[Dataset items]
* BEGIN *

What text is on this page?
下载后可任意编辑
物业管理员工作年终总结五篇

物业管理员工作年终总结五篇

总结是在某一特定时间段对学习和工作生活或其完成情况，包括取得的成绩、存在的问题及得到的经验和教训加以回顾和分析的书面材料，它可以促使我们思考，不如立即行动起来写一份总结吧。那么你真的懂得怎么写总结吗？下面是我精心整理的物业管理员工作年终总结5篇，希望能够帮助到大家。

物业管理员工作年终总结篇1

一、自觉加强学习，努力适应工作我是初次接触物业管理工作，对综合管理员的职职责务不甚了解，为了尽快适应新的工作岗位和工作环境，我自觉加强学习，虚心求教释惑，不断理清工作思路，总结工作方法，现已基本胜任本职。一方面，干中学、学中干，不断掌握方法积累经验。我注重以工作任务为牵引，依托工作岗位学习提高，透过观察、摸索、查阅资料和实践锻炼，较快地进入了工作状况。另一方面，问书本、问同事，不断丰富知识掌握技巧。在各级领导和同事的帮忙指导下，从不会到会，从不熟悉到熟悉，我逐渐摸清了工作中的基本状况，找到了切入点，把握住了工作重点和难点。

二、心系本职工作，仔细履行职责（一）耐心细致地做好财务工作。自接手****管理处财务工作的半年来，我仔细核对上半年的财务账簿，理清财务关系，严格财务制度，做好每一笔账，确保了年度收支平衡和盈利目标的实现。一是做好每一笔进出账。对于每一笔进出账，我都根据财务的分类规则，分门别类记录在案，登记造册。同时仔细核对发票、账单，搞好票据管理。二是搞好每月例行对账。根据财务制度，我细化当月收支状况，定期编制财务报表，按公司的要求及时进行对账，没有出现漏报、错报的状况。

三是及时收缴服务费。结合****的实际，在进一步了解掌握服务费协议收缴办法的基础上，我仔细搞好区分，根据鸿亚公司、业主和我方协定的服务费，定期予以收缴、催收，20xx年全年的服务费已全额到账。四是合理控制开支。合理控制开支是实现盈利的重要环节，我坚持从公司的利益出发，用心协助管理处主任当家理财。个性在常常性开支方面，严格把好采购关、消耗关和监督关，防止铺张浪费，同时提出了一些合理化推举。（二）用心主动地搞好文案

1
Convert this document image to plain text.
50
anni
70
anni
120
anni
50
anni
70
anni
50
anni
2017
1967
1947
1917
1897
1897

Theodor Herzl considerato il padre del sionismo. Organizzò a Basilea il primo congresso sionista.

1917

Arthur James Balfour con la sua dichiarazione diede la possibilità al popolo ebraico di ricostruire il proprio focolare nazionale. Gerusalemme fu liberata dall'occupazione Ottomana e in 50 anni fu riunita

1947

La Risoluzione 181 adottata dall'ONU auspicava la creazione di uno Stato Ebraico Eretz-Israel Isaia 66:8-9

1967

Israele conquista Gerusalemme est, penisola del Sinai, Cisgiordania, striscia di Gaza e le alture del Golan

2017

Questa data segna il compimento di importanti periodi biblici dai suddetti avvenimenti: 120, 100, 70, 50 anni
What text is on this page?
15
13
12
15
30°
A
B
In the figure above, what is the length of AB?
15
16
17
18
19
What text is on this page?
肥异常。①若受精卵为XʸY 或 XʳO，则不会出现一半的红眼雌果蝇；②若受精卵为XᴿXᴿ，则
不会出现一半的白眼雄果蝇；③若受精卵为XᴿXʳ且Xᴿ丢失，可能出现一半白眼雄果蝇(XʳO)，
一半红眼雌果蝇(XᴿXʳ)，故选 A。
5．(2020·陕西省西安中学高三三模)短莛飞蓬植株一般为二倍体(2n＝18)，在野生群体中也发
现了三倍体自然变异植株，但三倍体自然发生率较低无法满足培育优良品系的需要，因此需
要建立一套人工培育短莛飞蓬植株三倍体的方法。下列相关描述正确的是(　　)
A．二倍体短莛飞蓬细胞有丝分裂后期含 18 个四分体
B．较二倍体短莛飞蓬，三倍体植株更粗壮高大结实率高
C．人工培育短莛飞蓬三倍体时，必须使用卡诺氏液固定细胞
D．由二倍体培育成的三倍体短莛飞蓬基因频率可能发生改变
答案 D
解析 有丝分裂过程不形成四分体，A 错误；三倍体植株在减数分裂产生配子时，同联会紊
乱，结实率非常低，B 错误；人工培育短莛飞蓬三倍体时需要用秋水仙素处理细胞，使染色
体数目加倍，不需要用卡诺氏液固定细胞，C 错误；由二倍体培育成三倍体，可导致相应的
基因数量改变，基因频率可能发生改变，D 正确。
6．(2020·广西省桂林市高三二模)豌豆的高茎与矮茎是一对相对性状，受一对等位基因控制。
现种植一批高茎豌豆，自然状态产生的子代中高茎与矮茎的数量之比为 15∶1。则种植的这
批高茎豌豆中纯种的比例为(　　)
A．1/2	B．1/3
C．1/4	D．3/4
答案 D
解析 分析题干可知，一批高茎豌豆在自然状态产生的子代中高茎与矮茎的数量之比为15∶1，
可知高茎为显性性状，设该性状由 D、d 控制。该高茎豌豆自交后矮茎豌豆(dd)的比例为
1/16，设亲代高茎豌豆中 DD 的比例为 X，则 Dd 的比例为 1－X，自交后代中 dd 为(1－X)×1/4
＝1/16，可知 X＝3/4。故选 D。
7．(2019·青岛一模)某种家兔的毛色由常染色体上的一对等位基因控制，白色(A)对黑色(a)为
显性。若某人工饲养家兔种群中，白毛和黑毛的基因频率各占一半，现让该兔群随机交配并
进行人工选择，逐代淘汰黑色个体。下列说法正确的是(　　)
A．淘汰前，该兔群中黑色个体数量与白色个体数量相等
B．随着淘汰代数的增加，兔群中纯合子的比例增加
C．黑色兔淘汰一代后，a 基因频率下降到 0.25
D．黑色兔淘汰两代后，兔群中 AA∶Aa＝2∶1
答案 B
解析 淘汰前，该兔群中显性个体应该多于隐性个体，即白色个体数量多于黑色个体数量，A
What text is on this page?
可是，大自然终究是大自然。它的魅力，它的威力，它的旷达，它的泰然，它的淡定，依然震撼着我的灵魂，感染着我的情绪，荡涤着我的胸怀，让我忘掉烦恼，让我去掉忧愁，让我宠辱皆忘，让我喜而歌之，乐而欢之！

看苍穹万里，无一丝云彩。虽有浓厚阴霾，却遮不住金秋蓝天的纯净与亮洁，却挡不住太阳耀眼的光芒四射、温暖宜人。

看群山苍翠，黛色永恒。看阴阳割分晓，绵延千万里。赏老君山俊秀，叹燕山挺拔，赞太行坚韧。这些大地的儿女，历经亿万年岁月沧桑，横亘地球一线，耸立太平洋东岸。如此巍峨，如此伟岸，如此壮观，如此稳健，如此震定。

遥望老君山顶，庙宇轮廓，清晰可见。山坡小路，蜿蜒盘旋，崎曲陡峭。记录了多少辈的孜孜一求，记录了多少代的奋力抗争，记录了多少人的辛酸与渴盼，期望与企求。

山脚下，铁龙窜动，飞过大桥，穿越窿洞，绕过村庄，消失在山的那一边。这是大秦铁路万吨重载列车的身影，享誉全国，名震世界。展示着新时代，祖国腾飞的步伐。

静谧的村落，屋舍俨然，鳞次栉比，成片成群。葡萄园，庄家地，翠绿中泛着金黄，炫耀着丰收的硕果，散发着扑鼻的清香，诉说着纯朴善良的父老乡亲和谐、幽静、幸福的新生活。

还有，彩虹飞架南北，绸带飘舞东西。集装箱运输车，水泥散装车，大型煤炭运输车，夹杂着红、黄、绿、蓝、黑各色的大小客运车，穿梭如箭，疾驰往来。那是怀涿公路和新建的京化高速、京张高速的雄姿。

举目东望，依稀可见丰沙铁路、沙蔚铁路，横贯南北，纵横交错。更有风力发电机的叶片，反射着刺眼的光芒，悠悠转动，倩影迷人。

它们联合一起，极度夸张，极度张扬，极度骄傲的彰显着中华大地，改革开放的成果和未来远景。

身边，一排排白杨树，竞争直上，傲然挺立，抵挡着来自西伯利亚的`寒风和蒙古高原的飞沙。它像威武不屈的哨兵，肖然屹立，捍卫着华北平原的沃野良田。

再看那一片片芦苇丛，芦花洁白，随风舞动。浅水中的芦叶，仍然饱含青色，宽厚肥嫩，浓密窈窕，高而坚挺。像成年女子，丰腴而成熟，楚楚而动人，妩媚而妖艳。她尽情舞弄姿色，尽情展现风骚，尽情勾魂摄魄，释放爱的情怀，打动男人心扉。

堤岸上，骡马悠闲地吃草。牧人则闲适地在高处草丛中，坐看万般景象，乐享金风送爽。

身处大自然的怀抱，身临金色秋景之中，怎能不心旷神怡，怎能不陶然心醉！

* END *

WHAT THIS TASK INVOLVES
From the records, copy every line that has the string "Gerusalemme" in it.

WORKED ANSWER
Arthur James Balfour con la sua dichiarazione diede la possibilità al popolo ebraico di ricostruire il proprio focolare nazionale. Gerusalemme fu liberata dall'occupazione Ottomana e in 50 anni fu riunita
Israele conquista Gerusalemme est, penisola del Sinai, Cisgiordania, striscia di Gaza e le alture del Golan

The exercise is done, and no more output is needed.